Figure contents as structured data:
◆ ◆ ◆ ◆ ◆ ◆ ◆
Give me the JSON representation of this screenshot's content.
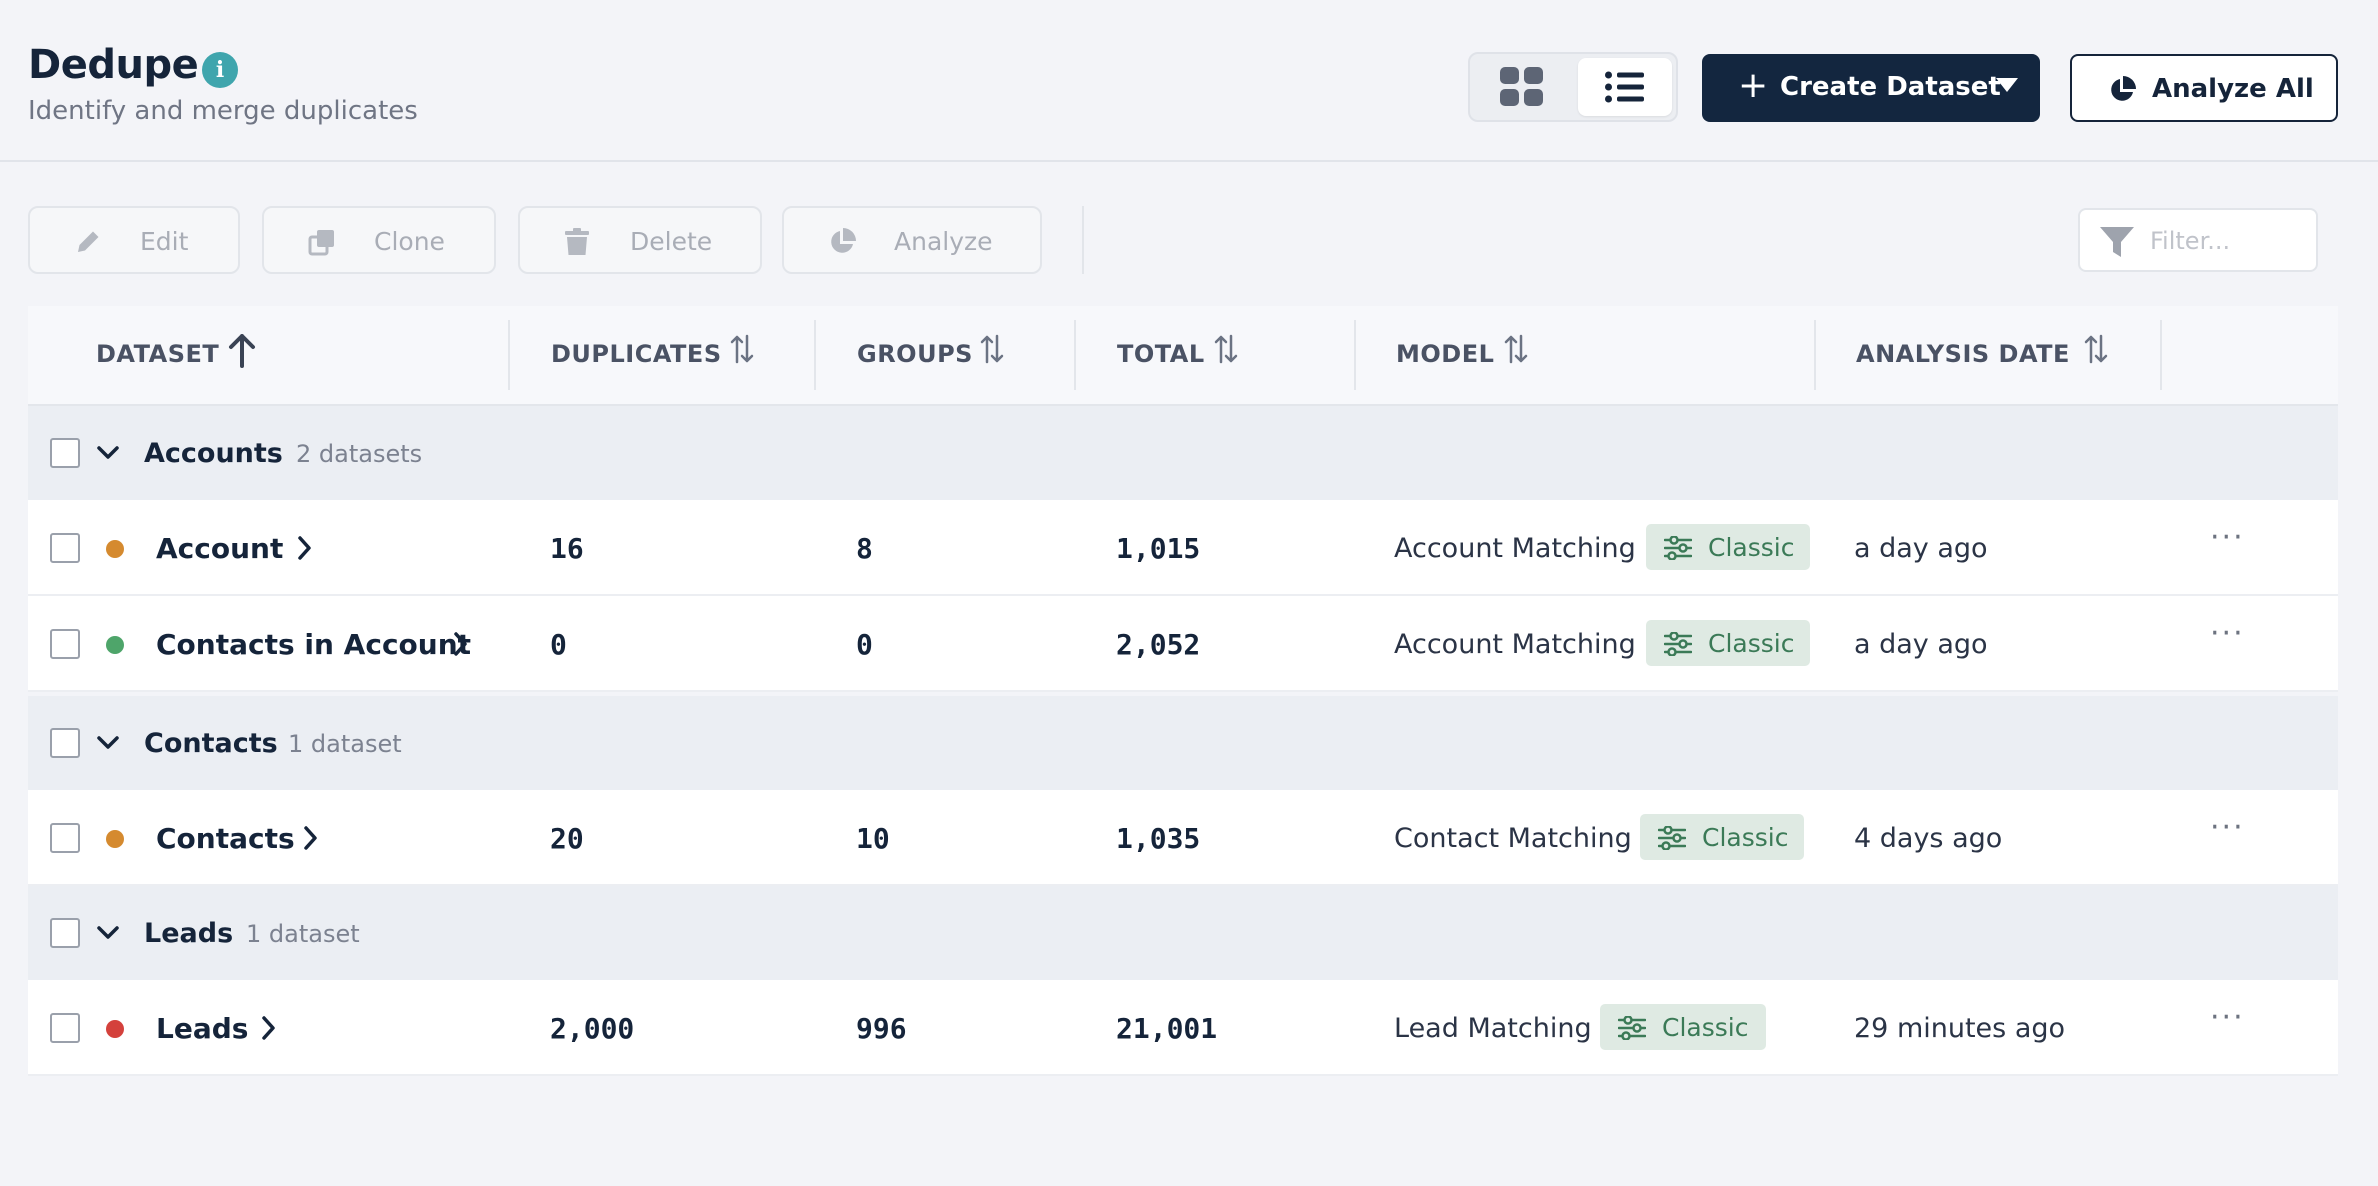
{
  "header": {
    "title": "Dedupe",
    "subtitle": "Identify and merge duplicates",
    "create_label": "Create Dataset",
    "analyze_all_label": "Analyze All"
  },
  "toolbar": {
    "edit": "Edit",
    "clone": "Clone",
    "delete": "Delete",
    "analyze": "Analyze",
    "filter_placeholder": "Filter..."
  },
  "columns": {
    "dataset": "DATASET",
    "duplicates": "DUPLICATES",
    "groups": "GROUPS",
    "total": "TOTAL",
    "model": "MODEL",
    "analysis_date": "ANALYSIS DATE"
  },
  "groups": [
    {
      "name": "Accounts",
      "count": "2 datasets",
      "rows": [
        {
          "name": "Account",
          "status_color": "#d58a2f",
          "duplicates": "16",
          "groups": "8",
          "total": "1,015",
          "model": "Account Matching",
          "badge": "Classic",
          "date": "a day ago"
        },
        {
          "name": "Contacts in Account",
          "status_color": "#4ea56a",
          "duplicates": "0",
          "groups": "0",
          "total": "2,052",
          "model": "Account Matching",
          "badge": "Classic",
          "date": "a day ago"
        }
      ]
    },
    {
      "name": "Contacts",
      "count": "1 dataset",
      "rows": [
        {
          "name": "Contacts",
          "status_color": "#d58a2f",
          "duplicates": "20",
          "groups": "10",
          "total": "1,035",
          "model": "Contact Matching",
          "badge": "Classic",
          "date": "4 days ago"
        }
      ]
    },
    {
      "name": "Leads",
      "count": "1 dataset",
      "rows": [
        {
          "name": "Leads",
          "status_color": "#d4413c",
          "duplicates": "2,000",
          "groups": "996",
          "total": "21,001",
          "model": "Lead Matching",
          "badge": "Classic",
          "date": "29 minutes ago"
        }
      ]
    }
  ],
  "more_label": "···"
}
◆ ◆ ◆ ◆ ◆ ◆ ◆
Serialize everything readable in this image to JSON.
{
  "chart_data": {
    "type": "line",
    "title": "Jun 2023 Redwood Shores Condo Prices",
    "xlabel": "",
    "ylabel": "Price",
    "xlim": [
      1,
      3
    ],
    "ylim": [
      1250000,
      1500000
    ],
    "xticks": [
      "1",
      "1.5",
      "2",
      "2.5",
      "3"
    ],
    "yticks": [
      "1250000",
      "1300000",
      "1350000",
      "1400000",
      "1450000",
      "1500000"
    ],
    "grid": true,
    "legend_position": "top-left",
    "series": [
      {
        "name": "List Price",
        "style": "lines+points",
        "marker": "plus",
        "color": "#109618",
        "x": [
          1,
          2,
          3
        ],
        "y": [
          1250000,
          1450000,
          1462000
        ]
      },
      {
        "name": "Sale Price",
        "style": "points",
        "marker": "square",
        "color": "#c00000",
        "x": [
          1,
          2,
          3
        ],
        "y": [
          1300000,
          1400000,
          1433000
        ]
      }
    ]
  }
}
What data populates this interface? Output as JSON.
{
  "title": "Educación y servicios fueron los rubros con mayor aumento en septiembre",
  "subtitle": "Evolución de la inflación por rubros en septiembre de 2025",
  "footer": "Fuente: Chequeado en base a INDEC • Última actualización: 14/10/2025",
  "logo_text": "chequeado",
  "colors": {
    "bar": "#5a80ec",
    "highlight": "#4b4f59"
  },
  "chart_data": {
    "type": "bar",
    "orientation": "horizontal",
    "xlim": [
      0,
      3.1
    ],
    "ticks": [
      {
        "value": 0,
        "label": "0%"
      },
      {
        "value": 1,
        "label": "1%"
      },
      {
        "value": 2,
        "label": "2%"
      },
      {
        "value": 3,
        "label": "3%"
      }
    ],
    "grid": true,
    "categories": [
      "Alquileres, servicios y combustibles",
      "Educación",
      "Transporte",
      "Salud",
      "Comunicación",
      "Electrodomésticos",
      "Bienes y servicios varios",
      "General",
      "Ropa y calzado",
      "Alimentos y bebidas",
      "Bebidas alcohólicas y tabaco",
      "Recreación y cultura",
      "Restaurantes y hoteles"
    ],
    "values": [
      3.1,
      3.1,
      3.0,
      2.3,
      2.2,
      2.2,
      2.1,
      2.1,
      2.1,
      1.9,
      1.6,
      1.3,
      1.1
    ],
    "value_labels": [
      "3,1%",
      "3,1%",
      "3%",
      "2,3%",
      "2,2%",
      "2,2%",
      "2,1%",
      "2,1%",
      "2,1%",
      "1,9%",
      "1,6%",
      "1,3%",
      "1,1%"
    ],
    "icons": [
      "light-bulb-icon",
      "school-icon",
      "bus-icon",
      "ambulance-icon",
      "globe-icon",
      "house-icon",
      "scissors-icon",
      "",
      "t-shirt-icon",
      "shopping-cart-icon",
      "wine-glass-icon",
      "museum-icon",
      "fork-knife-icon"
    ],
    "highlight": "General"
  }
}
◆ ◆ ◆ ◆ ◆ ◆ ◆
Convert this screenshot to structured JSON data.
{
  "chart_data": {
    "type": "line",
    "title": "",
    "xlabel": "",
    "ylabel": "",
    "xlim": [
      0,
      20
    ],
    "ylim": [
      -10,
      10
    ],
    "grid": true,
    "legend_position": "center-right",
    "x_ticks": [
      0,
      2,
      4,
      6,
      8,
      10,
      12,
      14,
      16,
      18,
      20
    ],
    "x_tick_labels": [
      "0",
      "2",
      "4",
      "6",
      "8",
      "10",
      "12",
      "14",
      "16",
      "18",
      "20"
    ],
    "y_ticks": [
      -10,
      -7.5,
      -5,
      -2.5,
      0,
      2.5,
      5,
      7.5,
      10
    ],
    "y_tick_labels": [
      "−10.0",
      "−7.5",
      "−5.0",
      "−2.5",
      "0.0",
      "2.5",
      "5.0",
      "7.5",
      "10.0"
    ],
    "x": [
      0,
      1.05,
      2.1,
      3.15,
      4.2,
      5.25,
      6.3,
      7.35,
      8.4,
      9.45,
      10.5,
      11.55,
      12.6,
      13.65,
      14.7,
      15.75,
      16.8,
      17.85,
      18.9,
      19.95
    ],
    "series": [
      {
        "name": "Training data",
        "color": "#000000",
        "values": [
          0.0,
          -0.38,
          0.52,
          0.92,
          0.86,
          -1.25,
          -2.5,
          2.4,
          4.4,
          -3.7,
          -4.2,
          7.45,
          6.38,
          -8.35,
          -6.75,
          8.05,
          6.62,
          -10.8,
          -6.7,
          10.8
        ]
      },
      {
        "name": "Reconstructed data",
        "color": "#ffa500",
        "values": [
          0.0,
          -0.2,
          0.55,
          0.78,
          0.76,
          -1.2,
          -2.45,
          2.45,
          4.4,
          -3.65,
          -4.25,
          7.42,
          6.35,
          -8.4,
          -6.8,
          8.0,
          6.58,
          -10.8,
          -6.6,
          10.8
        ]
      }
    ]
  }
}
◆ ◆ ◆ ◆ ◆ ◆ ◆
**YOUR TASK**. Only a number is wanted: how many lines contain "duplicates"?

**SOLUTION**. 6